▶ DIE AUFGABE
Schreib aus dem Textauszug über den Film „Kokowääh“ wortgetreu ab: Fang bei den Worten „Til Schweiger spielt“ an und hör nach „die hiesigen Kinos.“ auf.

▶ TEXTAUSZUG

Til Schweiger spielt in einer Liga mit Harry Potter und Piraten der Karibik
Dass ein gut aussehender Mann sich plötzlich um seine achtjährige Tochter kümmern muss und dabei lernt, was Liebe ist, wollten 4,3 Millionen Besucher im Kino sehen. Damit ist Til Schweigers „Kokowääh“ – was „Hühnchen in Weinsoße“ heißen soll – der erfolgreichste deutsche Film des vergangenen Jahres. Allerdings nicht der meistgesehene: Die US-amerikanischen Produktionen Harry Potter und Piraten der Karibik lockten noch mehr Besucher in die hiesigen Kinos.

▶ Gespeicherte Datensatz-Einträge
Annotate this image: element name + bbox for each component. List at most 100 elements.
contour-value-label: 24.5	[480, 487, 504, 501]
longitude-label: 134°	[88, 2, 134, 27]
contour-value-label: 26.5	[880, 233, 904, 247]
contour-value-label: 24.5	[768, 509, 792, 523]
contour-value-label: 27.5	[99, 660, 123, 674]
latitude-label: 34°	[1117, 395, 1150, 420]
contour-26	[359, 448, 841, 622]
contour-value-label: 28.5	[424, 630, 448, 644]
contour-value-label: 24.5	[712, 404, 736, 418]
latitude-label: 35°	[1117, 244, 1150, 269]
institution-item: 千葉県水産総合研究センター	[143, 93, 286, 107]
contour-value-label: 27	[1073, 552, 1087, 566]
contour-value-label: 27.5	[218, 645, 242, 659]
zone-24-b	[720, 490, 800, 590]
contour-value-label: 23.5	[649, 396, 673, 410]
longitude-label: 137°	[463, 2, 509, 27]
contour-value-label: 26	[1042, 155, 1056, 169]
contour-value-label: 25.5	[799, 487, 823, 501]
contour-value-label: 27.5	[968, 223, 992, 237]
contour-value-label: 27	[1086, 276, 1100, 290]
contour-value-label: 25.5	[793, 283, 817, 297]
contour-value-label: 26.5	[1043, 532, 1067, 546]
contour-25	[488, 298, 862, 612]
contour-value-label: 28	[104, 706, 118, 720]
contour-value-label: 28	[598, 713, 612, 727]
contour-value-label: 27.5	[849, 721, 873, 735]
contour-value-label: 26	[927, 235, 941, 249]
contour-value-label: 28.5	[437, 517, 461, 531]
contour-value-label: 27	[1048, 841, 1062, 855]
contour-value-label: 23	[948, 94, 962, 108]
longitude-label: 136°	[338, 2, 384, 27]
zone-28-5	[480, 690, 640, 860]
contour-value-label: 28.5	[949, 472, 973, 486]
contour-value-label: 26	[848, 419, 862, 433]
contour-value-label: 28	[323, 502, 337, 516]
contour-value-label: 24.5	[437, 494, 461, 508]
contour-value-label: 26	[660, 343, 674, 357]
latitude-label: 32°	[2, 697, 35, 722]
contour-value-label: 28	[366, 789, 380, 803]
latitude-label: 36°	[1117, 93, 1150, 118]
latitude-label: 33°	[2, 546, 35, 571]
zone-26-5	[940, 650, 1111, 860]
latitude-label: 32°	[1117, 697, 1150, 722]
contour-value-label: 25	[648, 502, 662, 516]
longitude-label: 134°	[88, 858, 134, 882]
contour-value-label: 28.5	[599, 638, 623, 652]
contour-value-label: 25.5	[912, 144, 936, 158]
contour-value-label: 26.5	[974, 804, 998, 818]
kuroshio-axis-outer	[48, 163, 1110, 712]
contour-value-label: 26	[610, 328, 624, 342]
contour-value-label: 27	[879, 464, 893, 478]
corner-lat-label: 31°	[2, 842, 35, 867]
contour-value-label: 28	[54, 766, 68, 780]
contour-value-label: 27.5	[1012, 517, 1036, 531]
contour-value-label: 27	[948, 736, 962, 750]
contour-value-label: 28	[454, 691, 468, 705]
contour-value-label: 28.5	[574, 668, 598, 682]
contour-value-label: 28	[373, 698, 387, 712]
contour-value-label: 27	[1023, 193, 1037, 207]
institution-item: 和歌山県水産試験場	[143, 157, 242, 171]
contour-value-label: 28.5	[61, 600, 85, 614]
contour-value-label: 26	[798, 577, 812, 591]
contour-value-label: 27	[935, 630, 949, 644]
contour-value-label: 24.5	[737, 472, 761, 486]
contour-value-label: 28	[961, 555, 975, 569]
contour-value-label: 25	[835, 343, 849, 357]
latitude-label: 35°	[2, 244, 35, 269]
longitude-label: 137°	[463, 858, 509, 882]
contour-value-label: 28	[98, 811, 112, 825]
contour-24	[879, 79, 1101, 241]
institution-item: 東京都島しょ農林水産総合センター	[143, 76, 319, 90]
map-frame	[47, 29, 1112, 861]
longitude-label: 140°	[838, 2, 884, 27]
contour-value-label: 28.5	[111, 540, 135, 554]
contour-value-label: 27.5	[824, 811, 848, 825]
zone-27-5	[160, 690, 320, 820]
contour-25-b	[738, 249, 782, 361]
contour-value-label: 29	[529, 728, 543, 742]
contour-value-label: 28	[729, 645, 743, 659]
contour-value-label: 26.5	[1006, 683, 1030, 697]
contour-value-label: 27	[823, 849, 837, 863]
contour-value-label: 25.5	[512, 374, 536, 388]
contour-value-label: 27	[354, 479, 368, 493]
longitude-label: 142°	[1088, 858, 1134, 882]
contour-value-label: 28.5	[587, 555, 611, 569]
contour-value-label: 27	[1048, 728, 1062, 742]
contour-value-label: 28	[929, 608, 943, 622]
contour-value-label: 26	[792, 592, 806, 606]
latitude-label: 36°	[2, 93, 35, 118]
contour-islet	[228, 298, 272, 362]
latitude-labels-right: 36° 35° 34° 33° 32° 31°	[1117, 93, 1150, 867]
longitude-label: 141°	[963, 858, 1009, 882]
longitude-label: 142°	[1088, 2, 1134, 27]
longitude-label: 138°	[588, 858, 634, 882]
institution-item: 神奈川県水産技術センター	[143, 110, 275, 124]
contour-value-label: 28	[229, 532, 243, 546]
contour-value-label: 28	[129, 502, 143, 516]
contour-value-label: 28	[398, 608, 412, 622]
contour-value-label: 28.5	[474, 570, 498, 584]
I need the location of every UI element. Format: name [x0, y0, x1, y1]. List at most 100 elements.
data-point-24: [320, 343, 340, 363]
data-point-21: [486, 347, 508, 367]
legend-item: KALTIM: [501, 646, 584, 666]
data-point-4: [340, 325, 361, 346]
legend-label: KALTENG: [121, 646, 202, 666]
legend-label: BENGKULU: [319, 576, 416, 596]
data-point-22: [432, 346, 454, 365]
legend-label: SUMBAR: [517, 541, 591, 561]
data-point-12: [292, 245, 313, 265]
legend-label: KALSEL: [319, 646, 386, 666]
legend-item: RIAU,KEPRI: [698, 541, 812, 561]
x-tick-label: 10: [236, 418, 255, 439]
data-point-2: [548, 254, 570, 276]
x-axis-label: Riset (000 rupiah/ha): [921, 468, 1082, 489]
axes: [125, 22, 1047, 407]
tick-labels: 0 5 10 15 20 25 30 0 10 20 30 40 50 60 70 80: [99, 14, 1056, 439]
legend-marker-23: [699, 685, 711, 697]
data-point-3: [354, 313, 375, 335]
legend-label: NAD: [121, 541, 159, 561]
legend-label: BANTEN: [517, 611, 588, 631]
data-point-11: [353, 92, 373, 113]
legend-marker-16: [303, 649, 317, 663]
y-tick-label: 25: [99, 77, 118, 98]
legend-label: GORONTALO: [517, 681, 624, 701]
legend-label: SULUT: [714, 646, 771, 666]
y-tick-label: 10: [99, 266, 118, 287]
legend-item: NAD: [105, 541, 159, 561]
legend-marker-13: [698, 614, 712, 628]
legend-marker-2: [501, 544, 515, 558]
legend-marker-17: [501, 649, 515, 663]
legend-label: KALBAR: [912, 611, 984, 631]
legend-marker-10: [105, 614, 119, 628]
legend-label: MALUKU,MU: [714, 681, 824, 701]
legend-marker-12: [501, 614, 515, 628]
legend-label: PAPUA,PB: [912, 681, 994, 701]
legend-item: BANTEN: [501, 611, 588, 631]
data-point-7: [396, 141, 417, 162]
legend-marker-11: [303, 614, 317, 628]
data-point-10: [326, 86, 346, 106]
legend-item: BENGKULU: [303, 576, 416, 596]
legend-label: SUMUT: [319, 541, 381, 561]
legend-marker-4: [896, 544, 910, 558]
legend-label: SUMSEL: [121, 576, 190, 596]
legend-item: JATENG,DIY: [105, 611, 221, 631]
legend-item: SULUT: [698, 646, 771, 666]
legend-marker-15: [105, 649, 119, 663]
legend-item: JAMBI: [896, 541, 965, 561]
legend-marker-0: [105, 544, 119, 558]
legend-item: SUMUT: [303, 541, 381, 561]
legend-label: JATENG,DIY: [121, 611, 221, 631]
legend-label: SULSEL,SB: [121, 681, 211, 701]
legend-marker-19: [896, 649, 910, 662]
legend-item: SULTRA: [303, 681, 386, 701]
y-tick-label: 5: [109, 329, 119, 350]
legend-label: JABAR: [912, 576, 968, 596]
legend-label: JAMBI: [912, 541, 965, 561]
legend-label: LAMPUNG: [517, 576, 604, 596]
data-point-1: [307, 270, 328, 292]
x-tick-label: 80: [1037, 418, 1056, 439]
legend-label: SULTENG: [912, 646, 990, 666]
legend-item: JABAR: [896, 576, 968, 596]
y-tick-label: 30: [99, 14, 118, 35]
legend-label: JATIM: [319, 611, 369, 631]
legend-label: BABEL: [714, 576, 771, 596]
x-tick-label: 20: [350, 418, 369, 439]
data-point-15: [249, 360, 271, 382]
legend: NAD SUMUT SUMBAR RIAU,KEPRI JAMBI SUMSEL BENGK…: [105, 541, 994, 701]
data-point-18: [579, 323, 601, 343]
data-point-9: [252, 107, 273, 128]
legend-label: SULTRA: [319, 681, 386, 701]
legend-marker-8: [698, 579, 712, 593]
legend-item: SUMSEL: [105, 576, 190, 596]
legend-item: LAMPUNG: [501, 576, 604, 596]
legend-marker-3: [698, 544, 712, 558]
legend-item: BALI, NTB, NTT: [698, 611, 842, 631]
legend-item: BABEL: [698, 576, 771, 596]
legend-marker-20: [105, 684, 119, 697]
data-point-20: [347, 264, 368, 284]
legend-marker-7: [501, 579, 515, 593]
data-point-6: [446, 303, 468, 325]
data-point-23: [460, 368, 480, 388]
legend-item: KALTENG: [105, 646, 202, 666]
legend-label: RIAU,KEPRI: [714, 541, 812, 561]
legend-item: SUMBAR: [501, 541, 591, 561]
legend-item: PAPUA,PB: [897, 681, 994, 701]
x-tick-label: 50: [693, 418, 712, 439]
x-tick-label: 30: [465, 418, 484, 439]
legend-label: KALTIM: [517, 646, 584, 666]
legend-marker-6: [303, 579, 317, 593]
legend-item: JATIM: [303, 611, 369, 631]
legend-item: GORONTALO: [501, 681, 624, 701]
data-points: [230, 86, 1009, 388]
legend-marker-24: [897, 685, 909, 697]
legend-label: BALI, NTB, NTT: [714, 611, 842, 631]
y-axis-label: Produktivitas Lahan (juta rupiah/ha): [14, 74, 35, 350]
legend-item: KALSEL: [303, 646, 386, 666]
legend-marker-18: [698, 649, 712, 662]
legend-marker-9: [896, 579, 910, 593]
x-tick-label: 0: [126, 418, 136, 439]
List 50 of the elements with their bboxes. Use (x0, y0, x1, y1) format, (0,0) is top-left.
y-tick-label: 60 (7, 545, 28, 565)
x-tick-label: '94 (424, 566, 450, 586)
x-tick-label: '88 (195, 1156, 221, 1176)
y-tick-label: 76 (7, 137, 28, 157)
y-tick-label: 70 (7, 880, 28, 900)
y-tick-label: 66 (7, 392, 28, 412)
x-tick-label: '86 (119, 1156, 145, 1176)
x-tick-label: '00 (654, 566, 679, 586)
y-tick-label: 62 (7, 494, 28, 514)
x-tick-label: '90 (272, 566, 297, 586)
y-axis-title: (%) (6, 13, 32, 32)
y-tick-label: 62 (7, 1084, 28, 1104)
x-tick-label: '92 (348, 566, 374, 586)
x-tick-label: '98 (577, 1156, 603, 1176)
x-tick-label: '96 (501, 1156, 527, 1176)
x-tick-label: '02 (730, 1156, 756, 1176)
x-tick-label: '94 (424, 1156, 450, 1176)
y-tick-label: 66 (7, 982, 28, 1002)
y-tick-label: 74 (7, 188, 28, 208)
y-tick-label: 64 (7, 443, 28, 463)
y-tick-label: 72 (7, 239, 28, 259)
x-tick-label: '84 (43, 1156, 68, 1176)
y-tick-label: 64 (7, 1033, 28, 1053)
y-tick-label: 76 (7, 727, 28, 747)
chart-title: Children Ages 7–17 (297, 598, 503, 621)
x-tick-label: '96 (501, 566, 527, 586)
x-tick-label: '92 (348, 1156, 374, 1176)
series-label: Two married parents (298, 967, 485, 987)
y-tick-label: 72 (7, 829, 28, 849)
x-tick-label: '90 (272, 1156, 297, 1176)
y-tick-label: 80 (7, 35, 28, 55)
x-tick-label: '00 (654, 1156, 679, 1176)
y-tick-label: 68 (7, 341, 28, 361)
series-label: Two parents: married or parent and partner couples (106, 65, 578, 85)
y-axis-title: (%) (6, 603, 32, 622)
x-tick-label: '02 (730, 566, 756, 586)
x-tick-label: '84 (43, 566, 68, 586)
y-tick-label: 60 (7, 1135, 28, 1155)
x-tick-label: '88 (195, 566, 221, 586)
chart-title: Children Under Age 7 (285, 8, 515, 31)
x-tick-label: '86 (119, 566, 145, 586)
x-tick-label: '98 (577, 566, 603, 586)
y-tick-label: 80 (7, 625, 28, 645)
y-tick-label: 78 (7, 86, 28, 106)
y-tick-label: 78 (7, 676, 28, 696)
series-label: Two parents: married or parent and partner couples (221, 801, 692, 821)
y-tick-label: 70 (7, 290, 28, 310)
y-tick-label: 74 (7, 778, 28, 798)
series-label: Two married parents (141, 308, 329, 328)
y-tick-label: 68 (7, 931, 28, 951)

▶ LÖSUNG
Til Schweiger spielt in einer Liga mit Harry Potter und Piraten der Karibik
Dass ein gut aussehender Mann sich plötzlich um seine achtjährige Tochter kümmern muss und dabei lernt, was Liebe ist, wollten 4,3 Millionen Besucher im Kino sehen. Damit ist Til Schweigers „Kokowääh“ – was „Hühnchen in Weinsoße“ heißen soll – der erfolgreichste deutsche Film des vergangenen Jahres. Allerdings nicht der meistgesehene: Die US-amerikanischen Produktionen Harry Potter und Piraten der Karibik lockten noch mehr Besucher in die hiesigen Kinos.